Write every line of the material out exactly as shown.
* * * *
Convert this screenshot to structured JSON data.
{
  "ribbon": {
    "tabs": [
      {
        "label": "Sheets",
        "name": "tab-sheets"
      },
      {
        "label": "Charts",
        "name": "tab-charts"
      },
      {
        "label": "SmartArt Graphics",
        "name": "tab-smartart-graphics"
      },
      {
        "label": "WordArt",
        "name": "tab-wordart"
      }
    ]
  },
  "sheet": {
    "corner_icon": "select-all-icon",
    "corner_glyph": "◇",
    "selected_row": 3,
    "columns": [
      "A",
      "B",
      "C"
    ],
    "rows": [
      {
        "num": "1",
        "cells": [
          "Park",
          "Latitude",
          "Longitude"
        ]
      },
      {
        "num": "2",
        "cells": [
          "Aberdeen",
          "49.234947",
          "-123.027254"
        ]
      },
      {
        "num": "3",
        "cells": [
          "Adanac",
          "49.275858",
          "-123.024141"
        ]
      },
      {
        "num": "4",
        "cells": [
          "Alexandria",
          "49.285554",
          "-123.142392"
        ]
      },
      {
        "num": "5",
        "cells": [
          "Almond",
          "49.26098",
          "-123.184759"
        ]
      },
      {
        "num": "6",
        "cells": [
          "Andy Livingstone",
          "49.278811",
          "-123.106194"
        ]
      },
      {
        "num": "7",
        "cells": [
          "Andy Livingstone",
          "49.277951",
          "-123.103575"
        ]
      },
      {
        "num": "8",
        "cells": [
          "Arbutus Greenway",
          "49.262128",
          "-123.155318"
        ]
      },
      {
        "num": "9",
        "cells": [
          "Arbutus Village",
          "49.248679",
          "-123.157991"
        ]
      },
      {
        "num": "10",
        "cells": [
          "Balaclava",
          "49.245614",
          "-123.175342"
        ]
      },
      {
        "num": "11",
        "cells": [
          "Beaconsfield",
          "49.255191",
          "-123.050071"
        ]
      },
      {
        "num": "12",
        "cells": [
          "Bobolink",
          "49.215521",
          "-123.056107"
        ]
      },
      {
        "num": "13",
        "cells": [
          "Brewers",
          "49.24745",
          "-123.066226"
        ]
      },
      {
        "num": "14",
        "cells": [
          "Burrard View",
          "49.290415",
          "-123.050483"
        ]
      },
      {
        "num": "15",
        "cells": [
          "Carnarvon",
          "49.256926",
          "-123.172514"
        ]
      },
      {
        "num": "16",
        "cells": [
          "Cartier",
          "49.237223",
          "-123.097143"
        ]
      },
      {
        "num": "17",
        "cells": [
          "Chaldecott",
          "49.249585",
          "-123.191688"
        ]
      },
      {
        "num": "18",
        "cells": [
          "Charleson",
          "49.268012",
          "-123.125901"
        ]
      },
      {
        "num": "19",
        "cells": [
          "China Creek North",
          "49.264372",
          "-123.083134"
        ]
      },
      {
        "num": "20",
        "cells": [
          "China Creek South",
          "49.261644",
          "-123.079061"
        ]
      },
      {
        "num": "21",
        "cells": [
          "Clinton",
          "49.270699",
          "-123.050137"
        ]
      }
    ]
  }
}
* * * *
**Solution to this task**
Convert this screenshot to structured JSON data.
{
  "ribbon": {
    "tabs": [
      {
        "label": "Sheets",
        "name": "tab-sheets"
      },
      {
        "label": "Charts",
        "name": "tab-charts"
      },
      {
        "label": "SmartArt Graphics",
        "name": "tab-smartart-graphics"
      },
      {
        "label": "WordArt",
        "name": "tab-wordart"
      }
    ]
  },
  "sheet": {
    "corner_icon": "select-all-icon",
    "corner_glyph": "◇",
    "selected_row": 3,
    "columns": [
      "A",
      "B",
      "C"
    ],
    "rows": [
      {
        "num": "1",
        "cells": [
          "Park",
          "Latitude",
          "Longitude"
        ]
      },
      {
        "num": "2",
        "cells": [
          "Aberdeen",
          "49.234947",
          "-123.027254"
        ]
      },
      {
        "num": "3",
        "cells": [
          "Adanac",
          "49.275858",
          "-123.024141"
        ]
      },
      {
        "num": "4",
        "cells": [
          "Alexandria",
          "49.285554",
          "-123.142392"
        ]
      },
      {
        "num": "5",
        "cells": [
          "Almond",
          "49.26098",
          "-123.184759"
        ]
      },
      {
        "num": "6",
        "cells": [
          "Andy Livingstone",
          "49.278811",
          "-123.106194"
        ]
      },
      {
        "num": "7",
        "cells": [
          "Andy Livingstone",
          "49.277951",
          "-123.103575"
        ]
      },
      {
        "num": "8",
        "cells": [
          "Arbutus Greenway",
          "49.262128",
          "-123.155318"
        ]
      },
      {
        "num": "9",
        "cells": [
          "Arbutus Village",
          "49.248679",
          "-123.157991"
        ]
      },
      {
        "num": "10",
        "cells": [
          "Balaclava",
          "49.245614",
          "-123.175342"
        ]
      },
      {
        "num": "11",
        "cells": [
          "Beaconsfield",
          "49.255191",
          "-123.050071"
        ]
      },
      {
        "num": "12",
        "cells": [
          "Bobolink",
          "49.215521",
          "-123.056107"
        ]
      },
      {
        "num": "13",
        "cells": [
          "Brewers",
          "49.24745",
          "-123.066226"
        ]
      },
      {
        "num": "14",
        "cells": [
          "Burrard View",
          "49.290415",
          "-123.050483"
        ]
      },
      {
        "num": "15",
        "cells": [
          "Carnarvon",
          "49.256926",
          "-123.172514"
        ]
      },
      {
        "num": "16",
        "cells": [
          "Cartier",
          "49.237223",
          "-123.097143"
        ]
      },
      {
        "num": "17",
        "cells": [
          "Chaldecott",
          "49.249585",
          "-123.191688"
        ]
      },
      {
        "num": "18",
        "cells": [
          "Charleson",
          "49.268012",
          "-123.125901"
        ]
      },
      {
        "num": "19",
        "cells": [
          "China Creek North",
          "49.264372",
          "-123.083134"
        ]
      },
      {
        "num": "20",
        "cells": [
          "China Creek South",
          "49.261644",
          "-123.079061"
        ]
      },
      {
        "num": "21",
        "cells": [
          "Clinton",
          "49.270699",
          "-123.050137"
        ]
      }
    ]
  }
}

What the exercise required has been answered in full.